| EXERCISE |
Pictures do not belong in the copy; restate the records below word for word.

--- START OF MATERIAL FOR THIS TASK ---

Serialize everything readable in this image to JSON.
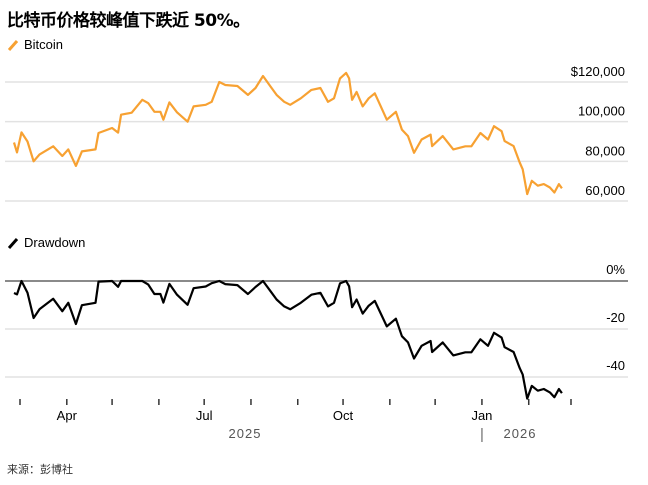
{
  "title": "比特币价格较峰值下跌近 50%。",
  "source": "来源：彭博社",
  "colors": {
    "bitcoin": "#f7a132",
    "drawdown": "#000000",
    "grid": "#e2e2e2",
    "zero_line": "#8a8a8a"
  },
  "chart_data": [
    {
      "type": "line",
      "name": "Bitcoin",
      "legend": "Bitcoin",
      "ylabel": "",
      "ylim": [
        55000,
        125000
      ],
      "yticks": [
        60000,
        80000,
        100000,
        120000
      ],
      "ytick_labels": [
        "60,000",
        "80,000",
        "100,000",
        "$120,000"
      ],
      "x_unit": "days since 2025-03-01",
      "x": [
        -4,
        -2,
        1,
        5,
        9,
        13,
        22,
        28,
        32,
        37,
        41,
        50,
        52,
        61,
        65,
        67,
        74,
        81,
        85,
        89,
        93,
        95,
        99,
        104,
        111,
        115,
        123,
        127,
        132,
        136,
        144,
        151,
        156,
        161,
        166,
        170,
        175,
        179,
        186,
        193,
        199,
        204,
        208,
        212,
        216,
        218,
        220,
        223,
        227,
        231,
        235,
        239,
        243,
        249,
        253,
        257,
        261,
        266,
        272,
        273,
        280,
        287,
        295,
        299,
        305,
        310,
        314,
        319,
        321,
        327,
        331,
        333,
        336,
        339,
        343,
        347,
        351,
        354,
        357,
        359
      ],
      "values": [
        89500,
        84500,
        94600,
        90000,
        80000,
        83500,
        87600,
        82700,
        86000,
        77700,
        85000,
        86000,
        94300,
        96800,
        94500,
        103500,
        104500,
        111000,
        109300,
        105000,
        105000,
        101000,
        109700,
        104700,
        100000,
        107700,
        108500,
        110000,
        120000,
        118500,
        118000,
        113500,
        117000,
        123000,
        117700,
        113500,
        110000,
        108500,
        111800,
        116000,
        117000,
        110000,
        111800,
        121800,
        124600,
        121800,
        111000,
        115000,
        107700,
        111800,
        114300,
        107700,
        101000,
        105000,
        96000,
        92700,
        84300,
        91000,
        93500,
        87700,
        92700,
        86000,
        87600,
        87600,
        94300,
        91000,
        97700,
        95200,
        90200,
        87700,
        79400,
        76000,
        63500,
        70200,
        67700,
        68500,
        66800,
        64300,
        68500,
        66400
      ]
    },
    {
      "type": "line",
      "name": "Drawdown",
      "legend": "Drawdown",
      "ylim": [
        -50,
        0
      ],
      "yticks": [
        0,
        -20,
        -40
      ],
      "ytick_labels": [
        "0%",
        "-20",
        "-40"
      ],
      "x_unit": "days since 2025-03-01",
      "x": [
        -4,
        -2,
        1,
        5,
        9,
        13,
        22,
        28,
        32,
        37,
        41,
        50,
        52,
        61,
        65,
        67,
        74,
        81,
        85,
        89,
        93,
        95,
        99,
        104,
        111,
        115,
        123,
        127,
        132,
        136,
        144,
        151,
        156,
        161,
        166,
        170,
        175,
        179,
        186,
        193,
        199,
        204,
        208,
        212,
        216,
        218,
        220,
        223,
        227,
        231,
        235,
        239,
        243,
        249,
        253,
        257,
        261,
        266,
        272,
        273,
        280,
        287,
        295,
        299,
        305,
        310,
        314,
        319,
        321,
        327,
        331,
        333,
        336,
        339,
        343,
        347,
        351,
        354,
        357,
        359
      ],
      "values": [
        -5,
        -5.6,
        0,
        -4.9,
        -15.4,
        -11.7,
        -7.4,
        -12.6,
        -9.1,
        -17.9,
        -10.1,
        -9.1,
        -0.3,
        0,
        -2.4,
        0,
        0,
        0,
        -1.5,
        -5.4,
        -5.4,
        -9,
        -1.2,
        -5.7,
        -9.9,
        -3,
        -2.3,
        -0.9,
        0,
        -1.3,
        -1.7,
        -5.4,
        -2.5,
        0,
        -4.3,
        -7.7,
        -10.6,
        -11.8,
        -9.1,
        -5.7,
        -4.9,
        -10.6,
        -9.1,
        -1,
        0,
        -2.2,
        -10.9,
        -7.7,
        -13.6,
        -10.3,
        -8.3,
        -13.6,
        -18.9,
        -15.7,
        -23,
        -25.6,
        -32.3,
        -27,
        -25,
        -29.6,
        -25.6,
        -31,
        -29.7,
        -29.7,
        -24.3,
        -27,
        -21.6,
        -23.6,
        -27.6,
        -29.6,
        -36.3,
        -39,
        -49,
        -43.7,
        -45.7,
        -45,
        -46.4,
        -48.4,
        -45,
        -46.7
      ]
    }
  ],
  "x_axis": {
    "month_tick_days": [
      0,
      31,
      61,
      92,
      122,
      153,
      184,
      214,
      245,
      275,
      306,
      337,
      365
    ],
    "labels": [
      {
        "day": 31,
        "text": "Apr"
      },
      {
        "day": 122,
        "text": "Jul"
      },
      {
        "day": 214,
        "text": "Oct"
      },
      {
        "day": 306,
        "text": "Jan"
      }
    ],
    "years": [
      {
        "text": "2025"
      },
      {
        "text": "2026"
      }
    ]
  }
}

--- END OF MATERIAL FOR THIS TASK ---

| CORRECT RESPONSE |
Serialize everything readable in this image to JSON.
{
  "title": "比特币价格较峰值下跌近 50%。",
  "source": "来源：彭博社",
  "colors": {
    "bitcoin": "#f7a132",
    "drawdown": "#000000",
    "grid": "#e2e2e2",
    "zero_line": "#8a8a8a"
  },
  "chart_data": [
    {
      "type": "line",
      "name": "Bitcoin",
      "legend": "Bitcoin",
      "ylabel": "",
      "ylim": [
        55000,
        125000
      ],
      "yticks": [
        60000,
        80000,
        100000,
        120000
      ],
      "ytick_labels": [
        "60,000",
        "80,000",
        "100,000",
        "$120,000"
      ],
      "x_unit": "days since 2025-03-01",
      "x": [
        -4,
        -2,
        1,
        5,
        9,
        13,
        22,
        28,
        32,
        37,
        41,
        50,
        52,
        61,
        65,
        67,
        74,
        81,
        85,
        89,
        93,
        95,
        99,
        104,
        111,
        115,
        123,
        127,
        132,
        136,
        144,
        151,
        156,
        161,
        166,
        170,
        175,
        179,
        186,
        193,
        199,
        204,
        208,
        212,
        216,
        218,
        220,
        223,
        227,
        231,
        235,
        239,
        243,
        249,
        253,
        257,
        261,
        266,
        272,
        273,
        280,
        287,
        295,
        299,
        305,
        310,
        314,
        319,
        321,
        327,
        331,
        333,
        336,
        339,
        343,
        347,
        351,
        354,
        357,
        359
      ],
      "values": [
        89500,
        84500,
        94600,
        90000,
        80000,
        83500,
        87600,
        82700,
        86000,
        77700,
        85000,
        86000,
        94300,
        96800,
        94500,
        103500,
        104500,
        111000,
        109300,
        105000,
        105000,
        101000,
        109700,
        104700,
        100000,
        107700,
        108500,
        110000,
        120000,
        118500,
        118000,
        113500,
        117000,
        123000,
        117700,
        113500,
        110000,
        108500,
        111800,
        116000,
        117000,
        110000,
        111800,
        121800,
        124600,
        121800,
        111000,
        115000,
        107700,
        111800,
        114300,
        107700,
        101000,
        105000,
        96000,
        92700,
        84300,
        91000,
        93500,
        87700,
        92700,
        86000,
        87600,
        87600,
        94300,
        91000,
        97700,
        95200,
        90200,
        87700,
        79400,
        76000,
        63500,
        70200,
        67700,
        68500,
        66800,
        64300,
        68500,
        66400
      ]
    },
    {
      "type": "line",
      "name": "Drawdown",
      "legend": "Drawdown",
      "ylim": [
        -50,
        0
      ],
      "yticks": [
        0,
        -20,
        -40
      ],
      "ytick_labels": [
        "0%",
        "-20",
        "-40"
      ],
      "x_unit": "days since 2025-03-01",
      "x": [
        -4,
        -2,
        1,
        5,
        9,
        13,
        22,
        28,
        32,
        37,
        41,
        50,
        52,
        61,
        65,
        67,
        74,
        81,
        85,
        89,
        93,
        95,
        99,
        104,
        111,
        115,
        123,
        127,
        132,
        136,
        144,
        151,
        156,
        161,
        166,
        170,
        175,
        179,
        186,
        193,
        199,
        204,
        208,
        212,
        216,
        218,
        220,
        223,
        227,
        231,
        235,
        239,
        243,
        249,
        253,
        257,
        261,
        266,
        272,
        273,
        280,
        287,
        295,
        299,
        305,
        310,
        314,
        319,
        321,
        327,
        331,
        333,
        336,
        339,
        343,
        347,
        351,
        354,
        357,
        359
      ],
      "values": [
        -5,
        -5.6,
        0,
        -4.9,
        -15.4,
        -11.7,
        -7.4,
        -12.6,
        -9.1,
        -17.9,
        -10.1,
        -9.1,
        -0.3,
        0,
        -2.4,
        0,
        0,
        0,
        -1.5,
        -5.4,
        -5.4,
        -9,
        -1.2,
        -5.7,
        -9.9,
        -3,
        -2.3,
        -0.9,
        0,
        -1.3,
        -1.7,
        -5.4,
        -2.5,
        0,
        -4.3,
        -7.7,
        -10.6,
        -11.8,
        -9.1,
        -5.7,
        -4.9,
        -10.6,
        -9.1,
        -1,
        0,
        -2.2,
        -10.9,
        -7.7,
        -13.6,
        -10.3,
        -8.3,
        -13.6,
        -18.9,
        -15.7,
        -23,
        -25.6,
        -32.3,
        -27,
        -25,
        -29.6,
        -25.6,
        -31,
        -29.7,
        -29.7,
        -24.3,
        -27,
        -21.6,
        -23.6,
        -27.6,
        -29.6,
        -36.3,
        -39,
        -49,
        -43.7,
        -45.7,
        -45,
        -46.4,
        -48.4,
        -45,
        -46.7
      ]
    }
  ],
  "x_axis": {
    "month_tick_days": [
      0,
      31,
      61,
      92,
      122,
      153,
      184,
      214,
      245,
      275,
      306,
      337,
      365
    ],
    "labels": [
      {
        "day": 31,
        "text": "Apr"
      },
      {
        "day": 122,
        "text": "Jul"
      },
      {
        "day": 214,
        "text": "Oct"
      },
      {
        "day": 306,
        "text": "Jan"
      }
    ],
    "years": [
      {
        "text": "2025"
      },
      {
        "text": "2026"
      }
    ]
  }
}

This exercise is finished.